### What this task involves
Please write out the records below again, changing each "gridline" to "grid-line" and leaving everything else as it is.

======== Rows

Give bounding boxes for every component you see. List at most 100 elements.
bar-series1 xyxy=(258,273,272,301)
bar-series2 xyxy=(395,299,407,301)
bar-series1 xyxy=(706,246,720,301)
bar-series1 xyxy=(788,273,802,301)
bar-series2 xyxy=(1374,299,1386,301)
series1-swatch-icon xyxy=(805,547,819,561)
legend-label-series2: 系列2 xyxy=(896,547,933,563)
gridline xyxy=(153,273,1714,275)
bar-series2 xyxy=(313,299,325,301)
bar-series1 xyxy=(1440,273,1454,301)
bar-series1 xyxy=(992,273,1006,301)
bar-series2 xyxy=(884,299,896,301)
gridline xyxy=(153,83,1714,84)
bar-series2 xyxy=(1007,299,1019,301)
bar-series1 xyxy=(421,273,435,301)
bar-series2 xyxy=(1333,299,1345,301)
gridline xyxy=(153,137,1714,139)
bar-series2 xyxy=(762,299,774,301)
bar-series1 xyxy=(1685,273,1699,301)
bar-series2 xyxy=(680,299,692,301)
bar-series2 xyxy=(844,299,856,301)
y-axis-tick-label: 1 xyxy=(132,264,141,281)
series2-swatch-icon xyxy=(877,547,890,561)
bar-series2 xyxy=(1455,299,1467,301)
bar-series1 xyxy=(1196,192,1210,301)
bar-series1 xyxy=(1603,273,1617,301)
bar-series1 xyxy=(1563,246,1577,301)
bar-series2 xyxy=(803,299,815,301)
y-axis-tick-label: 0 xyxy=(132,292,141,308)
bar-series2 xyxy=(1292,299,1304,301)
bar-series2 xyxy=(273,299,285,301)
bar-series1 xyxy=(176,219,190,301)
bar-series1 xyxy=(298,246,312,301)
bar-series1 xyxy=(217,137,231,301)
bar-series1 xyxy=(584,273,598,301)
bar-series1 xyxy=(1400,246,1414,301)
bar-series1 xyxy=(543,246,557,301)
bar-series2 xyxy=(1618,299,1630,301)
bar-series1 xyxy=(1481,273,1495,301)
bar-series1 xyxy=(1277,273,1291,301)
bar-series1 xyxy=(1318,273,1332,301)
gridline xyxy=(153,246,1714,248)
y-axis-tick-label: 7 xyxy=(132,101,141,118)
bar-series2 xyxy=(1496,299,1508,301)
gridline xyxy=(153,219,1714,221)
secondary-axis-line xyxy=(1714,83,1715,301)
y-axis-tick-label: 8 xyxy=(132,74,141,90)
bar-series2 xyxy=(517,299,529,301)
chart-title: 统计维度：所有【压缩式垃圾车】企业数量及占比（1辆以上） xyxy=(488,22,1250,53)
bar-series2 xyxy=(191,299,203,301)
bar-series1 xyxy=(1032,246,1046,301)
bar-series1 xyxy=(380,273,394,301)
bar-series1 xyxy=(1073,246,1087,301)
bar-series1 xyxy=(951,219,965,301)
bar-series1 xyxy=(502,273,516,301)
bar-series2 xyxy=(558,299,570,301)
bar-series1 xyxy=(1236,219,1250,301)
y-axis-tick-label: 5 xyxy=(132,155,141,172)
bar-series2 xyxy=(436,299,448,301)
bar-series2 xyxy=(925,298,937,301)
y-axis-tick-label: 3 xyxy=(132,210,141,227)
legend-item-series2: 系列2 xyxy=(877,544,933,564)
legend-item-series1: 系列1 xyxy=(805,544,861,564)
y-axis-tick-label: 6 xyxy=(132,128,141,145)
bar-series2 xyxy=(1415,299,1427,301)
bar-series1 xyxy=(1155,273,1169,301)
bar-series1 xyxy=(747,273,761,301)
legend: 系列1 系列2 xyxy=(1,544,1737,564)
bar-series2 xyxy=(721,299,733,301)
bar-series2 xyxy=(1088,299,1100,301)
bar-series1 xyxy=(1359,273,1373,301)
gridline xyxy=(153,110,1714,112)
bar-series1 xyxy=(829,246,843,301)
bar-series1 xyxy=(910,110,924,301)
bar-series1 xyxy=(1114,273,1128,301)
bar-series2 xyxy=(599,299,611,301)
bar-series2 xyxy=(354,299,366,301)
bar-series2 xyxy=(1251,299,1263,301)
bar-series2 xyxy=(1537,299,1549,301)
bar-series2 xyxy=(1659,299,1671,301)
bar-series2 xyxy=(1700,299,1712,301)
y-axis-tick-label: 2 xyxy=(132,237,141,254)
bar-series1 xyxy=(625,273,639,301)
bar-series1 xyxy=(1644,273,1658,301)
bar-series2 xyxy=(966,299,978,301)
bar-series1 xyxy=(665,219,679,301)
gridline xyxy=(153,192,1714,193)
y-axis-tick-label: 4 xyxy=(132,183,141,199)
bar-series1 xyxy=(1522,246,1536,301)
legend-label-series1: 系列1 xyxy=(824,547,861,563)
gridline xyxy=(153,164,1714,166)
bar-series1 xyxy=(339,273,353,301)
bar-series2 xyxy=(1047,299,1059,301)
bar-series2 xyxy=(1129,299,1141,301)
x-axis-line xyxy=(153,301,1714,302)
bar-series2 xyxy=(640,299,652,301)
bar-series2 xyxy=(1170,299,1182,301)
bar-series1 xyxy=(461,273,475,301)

================

### Answer to this exercise
Give bounding boxes for every component you see. List at most 100 elements.
bar-series1 xyxy=(258,273,272,301)
bar-series2 xyxy=(395,299,407,301)
bar-series1 xyxy=(706,246,720,301)
bar-series1 xyxy=(788,273,802,301)
bar-series2 xyxy=(1374,299,1386,301)
series1-swatch-icon xyxy=(805,547,819,561)
legend-label-series2: 系列2 xyxy=(896,547,933,563)
grid-line xyxy=(153,273,1714,275)
bar-series2 xyxy=(313,299,325,301)
bar-series1 xyxy=(1440,273,1454,301)
bar-series1 xyxy=(992,273,1006,301)
bar-series2 xyxy=(884,299,896,301)
grid-line xyxy=(153,83,1714,84)
bar-series2 xyxy=(1007,299,1019,301)
bar-series1 xyxy=(421,273,435,301)
bar-series2 xyxy=(1333,299,1345,301)
grid-line xyxy=(153,137,1714,139)
bar-series2 xyxy=(762,299,774,301)
bar-series1 xyxy=(1685,273,1699,301)
bar-series2 xyxy=(680,299,692,301)
bar-series2 xyxy=(844,299,856,301)
y-axis-tick-label: 1 xyxy=(132,264,141,281)
series2-swatch-icon xyxy=(877,547,890,561)
bar-series2 xyxy=(1455,299,1467,301)
bar-series1 xyxy=(1196,192,1210,301)
bar-series1 xyxy=(1603,273,1617,301)
bar-series1 xyxy=(1563,246,1577,301)
bar-series2 xyxy=(803,299,815,301)
y-axis-tick-label: 0 xyxy=(132,292,141,308)
bar-series2 xyxy=(1292,299,1304,301)
bar-series2 xyxy=(273,299,285,301)
bar-series1 xyxy=(176,219,190,301)
bar-series1 xyxy=(298,246,312,301)
bar-series1 xyxy=(217,137,231,301)
bar-series1 xyxy=(584,273,598,301)
bar-series1 xyxy=(1400,246,1414,301)
bar-series1 xyxy=(543,246,557,301)
bar-series2 xyxy=(1618,299,1630,301)
bar-series1 xyxy=(1481,273,1495,301)
bar-series1 xyxy=(1277,273,1291,301)
bar-series1 xyxy=(1318,273,1332,301)
grid-line xyxy=(153,246,1714,248)
y-axis-tick-label: 7 xyxy=(132,101,141,118)
bar-series2 xyxy=(1496,299,1508,301)
grid-line xyxy=(153,219,1714,221)
secondary-axis-line xyxy=(1714,83,1715,301)
y-axis-tick-label: 8 xyxy=(132,74,141,90)
bar-series2 xyxy=(517,299,529,301)
chart-title: 统计维度：所有【压缩式垃圾车】企业数量及占比（1辆以上） xyxy=(488,22,1250,53)
bar-series2 xyxy=(191,299,203,301)
bar-series1 xyxy=(1032,246,1046,301)
bar-series1 xyxy=(380,273,394,301)
bar-series1 xyxy=(1073,246,1087,301)
bar-series1 xyxy=(951,219,965,301)
bar-series1 xyxy=(502,273,516,301)
bar-series2 xyxy=(558,299,570,301)
bar-series1 xyxy=(1236,219,1250,301)
y-axis-tick-label: 5 xyxy=(132,155,141,172)
bar-series2 xyxy=(436,299,448,301)
bar-series2 xyxy=(925,298,937,301)
y-axis-tick-label: 3 xyxy=(132,210,141,227)
legend-item-series2: 系列2 xyxy=(877,544,933,564)
legend-item-series1: 系列1 xyxy=(805,544,861,564)
y-axis-tick-label: 6 xyxy=(132,128,141,145)
bar-series2 xyxy=(1415,299,1427,301)
bar-series1 xyxy=(1155,273,1169,301)
bar-series1 xyxy=(747,273,761,301)
legend: 系列1 系列2 xyxy=(1,544,1737,564)
bar-series2 xyxy=(721,299,733,301)
bar-series2 xyxy=(1088,299,1100,301)
bar-series1 xyxy=(1359,273,1373,301)
grid-line xyxy=(153,110,1714,112)
bar-series1 xyxy=(829,246,843,301)
bar-series1 xyxy=(910,110,924,301)
bar-series1 xyxy=(1114,273,1128,301)
bar-series2 xyxy=(599,299,611,301)
bar-series2 xyxy=(354,299,366,301)
bar-series2 xyxy=(1251,299,1263,301)
bar-series2 xyxy=(1537,299,1549,301)
bar-series2 xyxy=(1659,299,1671,301)
bar-series2 xyxy=(1700,299,1712,301)
y-axis-tick-label: 2 xyxy=(132,237,141,254)
bar-series1 xyxy=(625,273,639,301)
bar-series1 xyxy=(1644,273,1658,301)
bar-series2 xyxy=(966,299,978,301)
bar-series1 xyxy=(665,219,679,301)
grid-line xyxy=(153,192,1714,193)
y-axis-tick-label: 4 xyxy=(132,183,141,199)
bar-series1 xyxy=(1522,246,1536,301)
legend-label-series1: 系列1 xyxy=(824,547,861,563)
grid-line xyxy=(153,164,1714,166)
bar-series1 xyxy=(339,273,353,301)
bar-series2 xyxy=(1047,299,1059,301)
bar-series2 xyxy=(1129,299,1141,301)
x-axis-line xyxy=(153,301,1714,302)
bar-series2 xyxy=(640,299,652,301)
bar-series2 xyxy=(1170,299,1182,301)
bar-series1 xyxy=(461,273,475,301)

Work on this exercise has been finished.